DATASET EXTRACT:
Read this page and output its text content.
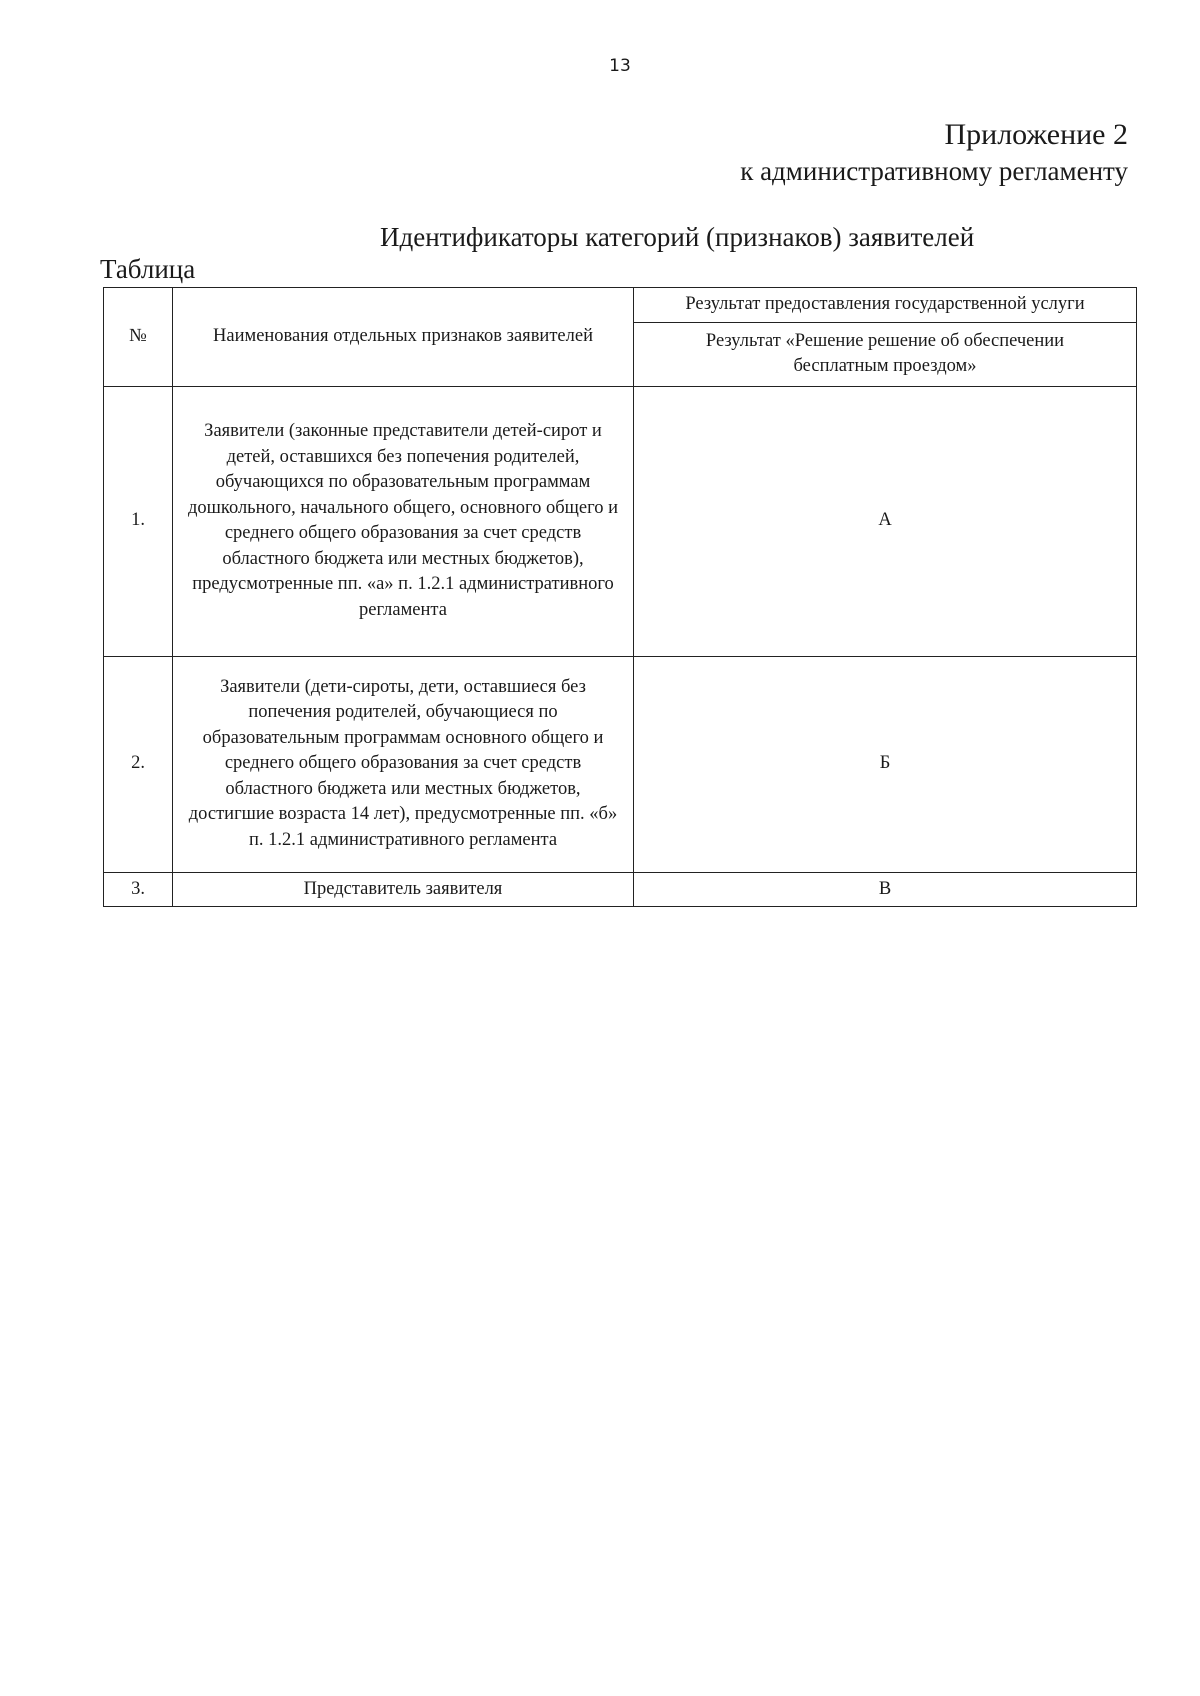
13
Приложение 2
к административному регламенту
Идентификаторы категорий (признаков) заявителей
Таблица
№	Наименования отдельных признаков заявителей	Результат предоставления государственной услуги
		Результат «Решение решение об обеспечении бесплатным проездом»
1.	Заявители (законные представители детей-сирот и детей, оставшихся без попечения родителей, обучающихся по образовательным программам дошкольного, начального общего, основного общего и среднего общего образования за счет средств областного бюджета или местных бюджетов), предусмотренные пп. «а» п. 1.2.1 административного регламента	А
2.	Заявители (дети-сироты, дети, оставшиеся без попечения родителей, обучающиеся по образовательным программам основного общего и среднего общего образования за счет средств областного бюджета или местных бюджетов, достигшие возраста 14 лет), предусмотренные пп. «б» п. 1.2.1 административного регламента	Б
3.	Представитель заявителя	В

PROBLEM REQUIREMENTS:
Gather every line from the entries above where the word "признаков" appears, and copy them.

EXERCISE OUTPUT:
Идентификаторы категорий (признаков) заявителей
№	Наименования отдельных признаков заявителей	Результат предоставления государственной услуги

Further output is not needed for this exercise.